Texto de origem:
┄┄┄┄┄┄┄┄┄┄┄┄┄┄┄┄┄┄┄┄
Daniel
Loureiro Gomes
Orientadora: Dra. Ivânia dos Santos Neves
Programa de Pós-Graduação em Letras da Universidade Federal do Pará
VÍDEO DE APRESENTAÇÃO
A proposta desta tese, em fase inicial, busca
analisar a construção do corpo da periferia de Belém em diferentes mídias. Sob
a perspectiva foucaultiana, o corpo torna-se central nas investigações sobre a
construção das subjetividades, em diferentes tempos, espaços e discursos. Além
disso, ao considerar diferentes espaços midiáticos em que o aparecimento do
corpo periférico aparece, objetivo encontrar as regulares e dispersões que
assinalam o lugar histórico ocupado por esses corpos na periferia e na mídia.
Para isso, três diferentes plataformas midiáticas
foram selecionadas, nas quais as construções dos corpos delineiam diferentes
regimes de verdade sobre suas histórias, sobre pluralidade étnica e sobre as
formas de dizer sobre Belém e sua periferia. Dessa forma, esta tese se alinha
ao projeto de pesquisa intitulado Etnicidades Amazônicas: fraturas, invenções e
interações, do Grupo de Estudo Mediações, Discurso e Sociedades Amazônicas, sob
coordenação da prof.ª Dr.ª Ivânia dos Santos Neves.
Como objeto central de minhas investigações, pensar
o corpo ao longo da história é uma tarefa complexa, pois o lugar que ele ocupa
atualmente no campo das ciências sociais foi definido recentemente, por
diferentes lentes, sob diferentes perspectivas, na virada do século XX. Da
psicanálise à antropologia, o corpo estava relacionado a algo, seja ao
inconsciente ou às práticas humanas, minimizando seu potencial teórico como
objeto central de investigações. No campo das ciências da linguagem, tal tarefa
parecia ainda mais difícil, uma vez que o constante debruçar sobre a língua,
seja na perspectiva descritiva ou normativa, traduzia o obstáculo que era
pensar o corpo como lugar de construção de sentidos.
┄┄┄┄┄┄┄┄┄┄┄┄┄┄┄┄┄┄┄┄
[Registros de uma fonte de dados]
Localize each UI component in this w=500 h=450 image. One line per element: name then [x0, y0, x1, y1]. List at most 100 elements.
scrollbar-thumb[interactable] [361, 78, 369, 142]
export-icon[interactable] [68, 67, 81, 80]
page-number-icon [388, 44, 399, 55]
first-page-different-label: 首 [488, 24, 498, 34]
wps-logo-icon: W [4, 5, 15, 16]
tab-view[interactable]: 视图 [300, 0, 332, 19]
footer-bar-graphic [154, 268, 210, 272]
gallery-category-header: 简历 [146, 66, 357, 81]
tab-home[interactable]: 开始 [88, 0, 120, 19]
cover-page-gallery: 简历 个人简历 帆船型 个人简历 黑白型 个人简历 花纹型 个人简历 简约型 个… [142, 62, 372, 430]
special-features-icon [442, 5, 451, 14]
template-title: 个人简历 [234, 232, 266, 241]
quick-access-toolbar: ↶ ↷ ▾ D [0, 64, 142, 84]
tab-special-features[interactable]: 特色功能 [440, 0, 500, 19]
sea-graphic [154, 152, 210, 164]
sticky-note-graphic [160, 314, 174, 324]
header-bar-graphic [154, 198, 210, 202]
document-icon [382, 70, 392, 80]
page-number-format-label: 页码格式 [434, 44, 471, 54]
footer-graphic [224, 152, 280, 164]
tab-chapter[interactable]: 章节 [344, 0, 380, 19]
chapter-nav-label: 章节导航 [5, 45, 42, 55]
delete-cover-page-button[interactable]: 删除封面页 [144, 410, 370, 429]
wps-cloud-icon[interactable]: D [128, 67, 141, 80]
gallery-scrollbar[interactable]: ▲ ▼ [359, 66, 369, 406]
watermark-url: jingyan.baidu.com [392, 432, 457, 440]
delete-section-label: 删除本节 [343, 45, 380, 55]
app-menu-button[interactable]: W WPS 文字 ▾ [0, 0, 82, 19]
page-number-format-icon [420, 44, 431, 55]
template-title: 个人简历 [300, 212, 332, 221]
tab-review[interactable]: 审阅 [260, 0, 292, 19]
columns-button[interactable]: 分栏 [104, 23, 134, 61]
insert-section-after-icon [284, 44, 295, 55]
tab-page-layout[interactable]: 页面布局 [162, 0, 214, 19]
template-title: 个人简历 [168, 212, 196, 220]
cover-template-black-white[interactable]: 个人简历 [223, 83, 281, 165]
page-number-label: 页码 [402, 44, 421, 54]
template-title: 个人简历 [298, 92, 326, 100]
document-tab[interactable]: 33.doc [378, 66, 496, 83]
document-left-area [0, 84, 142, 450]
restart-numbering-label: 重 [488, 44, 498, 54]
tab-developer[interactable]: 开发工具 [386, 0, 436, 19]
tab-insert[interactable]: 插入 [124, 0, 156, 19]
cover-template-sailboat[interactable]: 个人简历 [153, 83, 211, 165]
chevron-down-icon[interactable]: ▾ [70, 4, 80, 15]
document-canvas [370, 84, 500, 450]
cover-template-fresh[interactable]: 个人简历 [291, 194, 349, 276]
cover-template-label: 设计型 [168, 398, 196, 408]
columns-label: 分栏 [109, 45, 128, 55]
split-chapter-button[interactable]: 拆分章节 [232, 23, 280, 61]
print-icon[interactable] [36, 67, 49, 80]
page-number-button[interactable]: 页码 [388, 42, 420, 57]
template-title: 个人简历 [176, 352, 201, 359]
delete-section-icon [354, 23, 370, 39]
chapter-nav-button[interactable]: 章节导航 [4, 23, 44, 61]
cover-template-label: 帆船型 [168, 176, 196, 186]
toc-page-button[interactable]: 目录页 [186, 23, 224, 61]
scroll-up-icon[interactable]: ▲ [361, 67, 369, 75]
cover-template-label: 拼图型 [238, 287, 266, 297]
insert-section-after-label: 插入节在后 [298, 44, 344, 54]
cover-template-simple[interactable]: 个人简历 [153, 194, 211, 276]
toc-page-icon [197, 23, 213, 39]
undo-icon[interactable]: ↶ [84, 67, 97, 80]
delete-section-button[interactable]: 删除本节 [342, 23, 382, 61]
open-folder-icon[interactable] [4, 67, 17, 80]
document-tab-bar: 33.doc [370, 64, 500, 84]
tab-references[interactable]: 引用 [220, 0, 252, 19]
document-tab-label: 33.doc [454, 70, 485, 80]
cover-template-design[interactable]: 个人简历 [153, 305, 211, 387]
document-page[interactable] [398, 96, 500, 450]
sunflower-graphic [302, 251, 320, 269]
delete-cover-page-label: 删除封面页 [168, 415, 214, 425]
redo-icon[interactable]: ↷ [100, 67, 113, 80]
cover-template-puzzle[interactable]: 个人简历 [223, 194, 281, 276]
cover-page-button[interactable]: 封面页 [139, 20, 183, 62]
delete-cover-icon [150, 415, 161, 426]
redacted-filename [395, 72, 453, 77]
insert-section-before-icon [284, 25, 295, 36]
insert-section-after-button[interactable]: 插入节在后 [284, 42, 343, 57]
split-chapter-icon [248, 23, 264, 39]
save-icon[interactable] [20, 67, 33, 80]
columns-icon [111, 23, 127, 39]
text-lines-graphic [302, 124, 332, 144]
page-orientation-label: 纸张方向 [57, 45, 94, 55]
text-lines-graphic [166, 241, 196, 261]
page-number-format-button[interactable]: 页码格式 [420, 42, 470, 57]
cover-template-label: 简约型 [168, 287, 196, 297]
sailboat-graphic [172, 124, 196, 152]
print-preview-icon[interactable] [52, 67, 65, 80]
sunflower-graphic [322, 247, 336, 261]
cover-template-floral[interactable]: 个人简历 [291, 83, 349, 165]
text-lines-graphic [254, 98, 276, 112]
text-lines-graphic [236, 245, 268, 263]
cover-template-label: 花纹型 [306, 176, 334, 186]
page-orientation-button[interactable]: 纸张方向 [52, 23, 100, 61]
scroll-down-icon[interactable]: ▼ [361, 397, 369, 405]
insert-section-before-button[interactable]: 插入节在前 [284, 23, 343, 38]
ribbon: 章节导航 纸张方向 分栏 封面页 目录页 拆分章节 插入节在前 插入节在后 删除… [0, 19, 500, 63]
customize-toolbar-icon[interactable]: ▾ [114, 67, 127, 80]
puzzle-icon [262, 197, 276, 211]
┄┄┄┄┄┄┄┄┄┄┄┄┄┄┄┄┄┄┄┄
Instruções:
• 1. Reescreva o trecho da apresentação da tese que vai de "Como objeto central" até "construção de sentidos.", substituindo "psicanálise" por "filosofia".
• 2. Reproduza a listagem desde o seu início até a linha que contém "gallery-scrollbar[interactable]: ▲ ▼", inclusive.
A apresentação da tese e a listagem provêm de fontes distintas.

Respostas:
• 1.
Como objeto central de minhas investigações, pensar
o corpo ao longo da história é uma tarefa complexa, pois o lugar que ele ocupa
atualmente no campo das ciências sociais foi definido recentemente, por
diferentes lentes, sob diferentes perspectivas, na virada do século XX. Da
filosofia à antropologia, o corpo estava relacionado a algo, seja ao
inconsciente ou às práticas humanas, minimizando seu potencial teórico como
objeto central de investigações. No campo das ciências da linguagem, tal tarefa
parecia ainda mais difícil, uma vez que o constante debruçar sobre a língua,
seja na perspectiva descritiva ou normativa, traduzia o obstáculo que era
pensar o corpo como lugar de construção de sentidos.

• 2.
Localize each UI component in this w=500 h=450 image. One line per element: name then [x0, y0, x1, y1]. List at most 100 elements.
scrollbar-thumb[interactable] [361, 78, 369, 142]
export-icon[interactable] [68, 67, 81, 80]
page-number-icon [388, 44, 399, 55]
first-page-different-label: 首 [488, 24, 498, 34]
wps-logo-icon: W [4, 5, 15, 16]
tab-view[interactable]: 视图 [300, 0, 332, 19]
footer-bar-graphic [154, 268, 210, 272]
gallery-category-header: 简历 [146, 66, 357, 81]
tab-home[interactable]: 开始 [88, 0, 120, 19]
cover-page-gallery: 简历 个人简历 帆船型 个人简历 黑白型 个人简历 花纹型 个人简历 简约型 个… [142, 62, 372, 430]
special-features-icon [442, 5, 451, 14]
template-title: 个人简历 [234, 232, 266, 241]
quick-access-toolbar: ↶ ↷ ▾ D [0, 64, 142, 84]
tab-special-features[interactable]: 特色功能 [440, 0, 500, 19]
sea-graphic [154, 152, 210, 164]
sticky-note-graphic [160, 314, 174, 324]
header-bar-graphic [154, 198, 210, 202]
document-icon [382, 70, 392, 80]
page-number-format-label: 页码格式 [434, 44, 471, 54]
footer-graphic [224, 152, 280, 164]
tab-chapter[interactable]: 章节 [344, 0, 380, 19]
chapter-nav-label: 章节导航 [5, 45, 42, 55]
delete-cover-page-button[interactable]: 删除封面页 [144, 410, 370, 429]
wps-cloud-icon[interactable]: D [128, 67, 141, 80]
gallery-scrollbar[interactable]: ▲ ▼ [359, 66, 369, 406]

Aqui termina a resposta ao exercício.